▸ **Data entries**

============================================================

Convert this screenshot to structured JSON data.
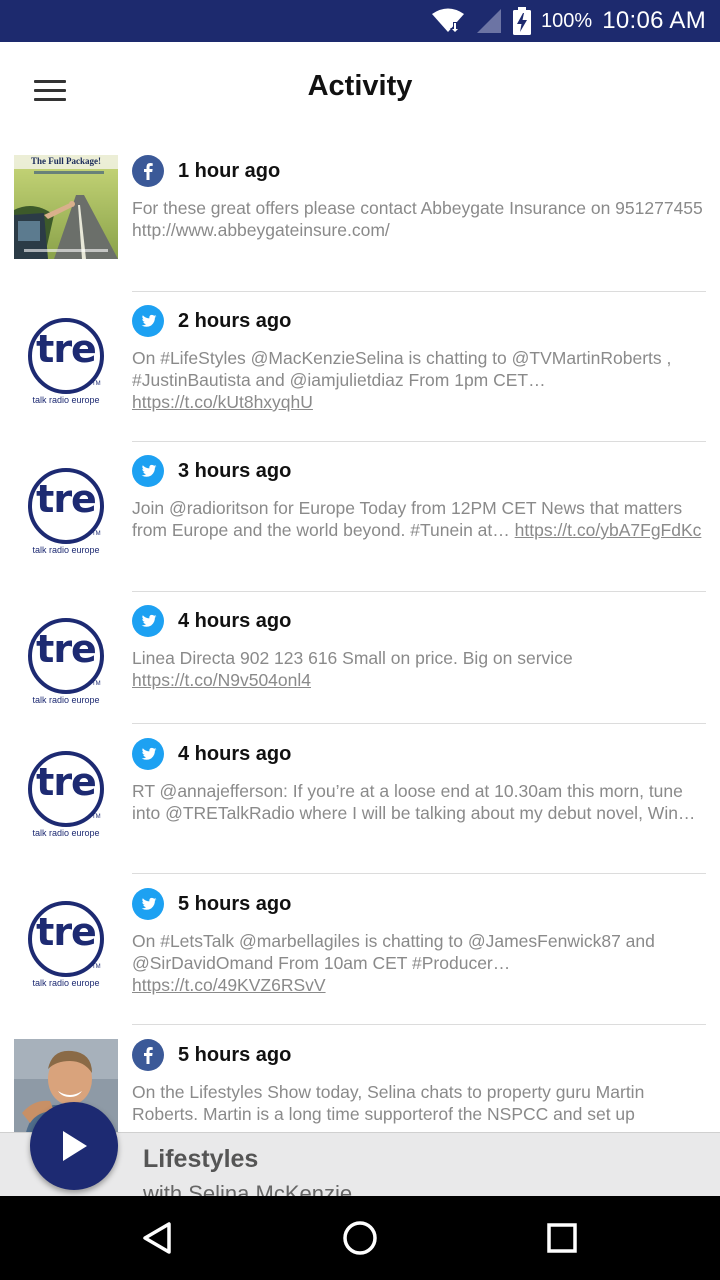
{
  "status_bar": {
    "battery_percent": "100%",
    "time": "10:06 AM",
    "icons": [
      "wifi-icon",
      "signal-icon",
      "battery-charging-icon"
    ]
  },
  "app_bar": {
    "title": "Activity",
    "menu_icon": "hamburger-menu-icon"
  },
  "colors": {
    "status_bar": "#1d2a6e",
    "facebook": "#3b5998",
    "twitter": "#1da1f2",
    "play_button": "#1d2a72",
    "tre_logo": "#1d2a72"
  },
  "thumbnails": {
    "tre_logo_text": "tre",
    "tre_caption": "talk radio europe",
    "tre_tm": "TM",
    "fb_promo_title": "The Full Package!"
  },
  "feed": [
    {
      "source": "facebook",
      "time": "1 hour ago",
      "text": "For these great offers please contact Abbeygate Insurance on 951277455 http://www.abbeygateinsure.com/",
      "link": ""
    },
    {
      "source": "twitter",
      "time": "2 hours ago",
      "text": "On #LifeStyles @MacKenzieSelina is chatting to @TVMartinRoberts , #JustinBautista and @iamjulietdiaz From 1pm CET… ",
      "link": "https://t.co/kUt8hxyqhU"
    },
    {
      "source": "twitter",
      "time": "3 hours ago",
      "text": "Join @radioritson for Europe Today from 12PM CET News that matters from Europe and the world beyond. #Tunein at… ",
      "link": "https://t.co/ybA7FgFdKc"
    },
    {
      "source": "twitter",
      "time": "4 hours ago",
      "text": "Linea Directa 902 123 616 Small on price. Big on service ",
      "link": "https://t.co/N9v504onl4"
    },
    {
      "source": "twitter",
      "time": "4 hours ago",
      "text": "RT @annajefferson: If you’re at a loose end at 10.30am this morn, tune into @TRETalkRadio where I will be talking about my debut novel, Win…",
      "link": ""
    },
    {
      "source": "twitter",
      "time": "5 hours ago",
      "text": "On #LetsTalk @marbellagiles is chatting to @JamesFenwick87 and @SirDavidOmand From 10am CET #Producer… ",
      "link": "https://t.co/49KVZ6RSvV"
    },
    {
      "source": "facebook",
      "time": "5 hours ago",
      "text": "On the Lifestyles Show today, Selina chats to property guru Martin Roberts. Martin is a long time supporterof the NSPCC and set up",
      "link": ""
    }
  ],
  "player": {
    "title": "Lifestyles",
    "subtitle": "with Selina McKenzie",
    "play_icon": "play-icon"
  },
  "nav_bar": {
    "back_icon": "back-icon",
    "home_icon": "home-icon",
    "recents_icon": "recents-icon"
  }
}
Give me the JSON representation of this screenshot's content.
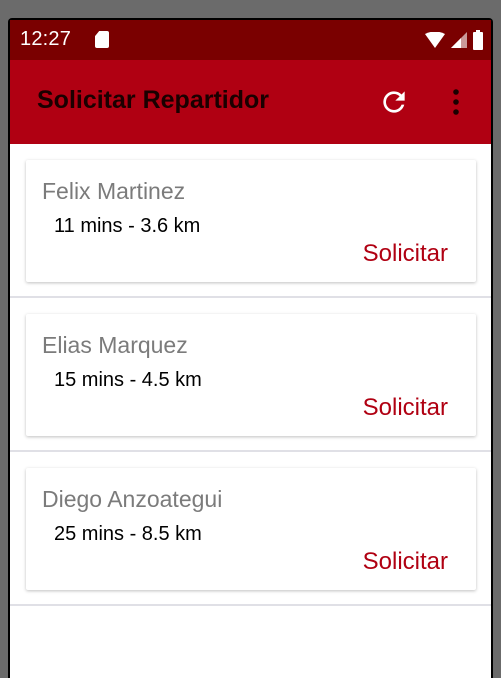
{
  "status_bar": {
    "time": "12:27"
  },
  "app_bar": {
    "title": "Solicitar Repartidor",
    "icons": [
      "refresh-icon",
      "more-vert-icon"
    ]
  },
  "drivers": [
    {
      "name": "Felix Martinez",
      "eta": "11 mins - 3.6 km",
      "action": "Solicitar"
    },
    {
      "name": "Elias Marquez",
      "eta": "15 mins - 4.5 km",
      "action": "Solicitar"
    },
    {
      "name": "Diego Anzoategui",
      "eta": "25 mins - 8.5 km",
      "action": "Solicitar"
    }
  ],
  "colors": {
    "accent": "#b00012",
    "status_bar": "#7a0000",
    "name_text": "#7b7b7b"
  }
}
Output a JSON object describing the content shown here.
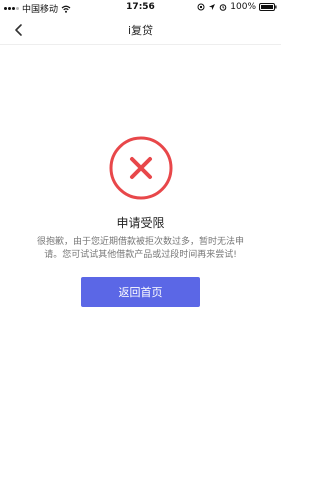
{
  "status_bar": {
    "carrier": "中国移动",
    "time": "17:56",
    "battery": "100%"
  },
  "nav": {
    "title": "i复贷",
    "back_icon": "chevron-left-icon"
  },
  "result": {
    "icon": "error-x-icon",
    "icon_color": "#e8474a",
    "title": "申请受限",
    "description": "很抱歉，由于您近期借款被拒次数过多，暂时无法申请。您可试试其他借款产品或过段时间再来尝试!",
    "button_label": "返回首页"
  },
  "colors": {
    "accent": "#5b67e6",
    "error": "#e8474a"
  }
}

============================================================

▸ **REQUIREMENTS**
Return all of the entries word for word, but omit the pictures.

▸ **RIGHT ANSWER**
Convert this screenshot to structured JSON data.
{
  "status_bar": {
    "battery_percent": "100%",
    "time": "10:06 AM",
    "icons": [
      "wifi-icon",
      "signal-icon",
      "battery-charging-icon"
    ]
  },
  "app_bar": {
    "title": "Activity",
    "menu_icon": "hamburger-menu-icon"
  },
  "colors": {
    "status_bar": "#1d2a6e",
    "facebook": "#3b5998",
    "twitter": "#1da1f2",
    "play_button": "#1d2a72",
    "tre_logo": "#1d2a72"
  },
  "thumbnails": {
    "tre_logo_text": "tre",
    "tre_caption": "talk radio europe",
    "tre_tm": "TM",
    "fb_promo_title": "The Full Package!"
  },
  "feed": [
    {
      "source": "facebook",
      "time": "1 hour ago",
      "text": "For these great offers please contact Abbeygate Insurance on 951277455 http://www.abbeygateinsure.com/",
      "link": ""
    },
    {
      "source": "twitter",
      "time": "2 hours ago",
      "text": "On #LifeStyles @MacKenzieSelina is chatting to @TVMartinRoberts , #JustinBautista and @iamjulietdiaz From 1pm CET… ",
      "link": "https://t.co/kUt8hxyqhU"
    },
    {
      "source": "twitter",
      "time": "3 hours ago",
      "text": "Join @radioritson for Europe Today from 12PM CET News that matters from Europe and the world beyond. #Tunein at… ",
      "link": "https://t.co/ybA7FgFdKc"
    },
    {
      "source": "twitter",
      "time": "4 hours ago",
      "text": "Linea Directa 902 123 616 Small on price. Big on service ",
      "link": "https://t.co/N9v504onl4"
    },
    {
      "source": "twitter",
      "time": "4 hours ago",
      "text": "RT @annajefferson: If you’re at a loose end at 10.30am this morn, tune into @TRETalkRadio where I will be talking about my debut novel, Win…",
      "link": ""
    },
    {
      "source": "twitter",
      "time": "5 hours ago",
      "text": "On #LetsTalk @marbellagiles is chatting to @JamesFenwick87 and @SirDavidOmand From 10am CET #Producer… ",
      "link": "https://t.co/49KVZ6RSvV"
    },
    {
      "source": "facebook",
      "time": "5 hours ago",
      "text": "On the Lifestyles Show today, Selina chats to property guru Martin Roberts. Martin is a long time supporterof the NSPCC and set up",
      "link": ""
    }
  ],
  "player": {
    "title": "Lifestyles",
    "subtitle": "with Selina McKenzie",
    "play_icon": "play-icon"
  },
  "nav_bar": {
    "back_icon": "back-icon",
    "home_icon": "home-icon",
    "recents_icon": "recents-icon"
  }
}
Give me the JSON representation of this screenshot's content.
{
  "status_bar": {
    "time": "12:27"
  },
  "app_bar": {
    "title": "Solicitar Repartidor",
    "icons": [
      "refresh-icon",
      "more-vert-icon"
    ]
  },
  "drivers": [
    {
      "name": "Felix Martinez",
      "eta": "11 mins - 3.6 km",
      "action": "Solicitar"
    },
    {
      "name": "Elias Marquez",
      "eta": "15 mins - 4.5 km",
      "action": "Solicitar"
    },
    {
      "name": "Diego Anzoategui",
      "eta": "25 mins - 8.5 km",
      "action": "Solicitar"
    }
  ],
  "colors": {
    "accent": "#b00012",
    "status_bar": "#7a0000",
    "name_text": "#7b7b7b"
  }
}
Output a JSON object describing the content shown here.
{
  "status_bar": {
    "carrier": "中国移动",
    "time": "17:56",
    "battery": "100%"
  },
  "nav": {
    "title": "i复贷",
    "back_icon": "chevron-left-icon"
  },
  "result": {
    "icon": "error-x-icon",
    "icon_color": "#e8474a",
    "title": "申请受限",
    "description": "很抱歉，由于您近期借款被拒次数过多，暂时无法申请。您可试试其他借款产品或过段时间再来尝试!",
    "button_label": "返回首页"
  },
  "colors": {
    "accent": "#5b67e6",
    "error": "#e8474a"
  }
}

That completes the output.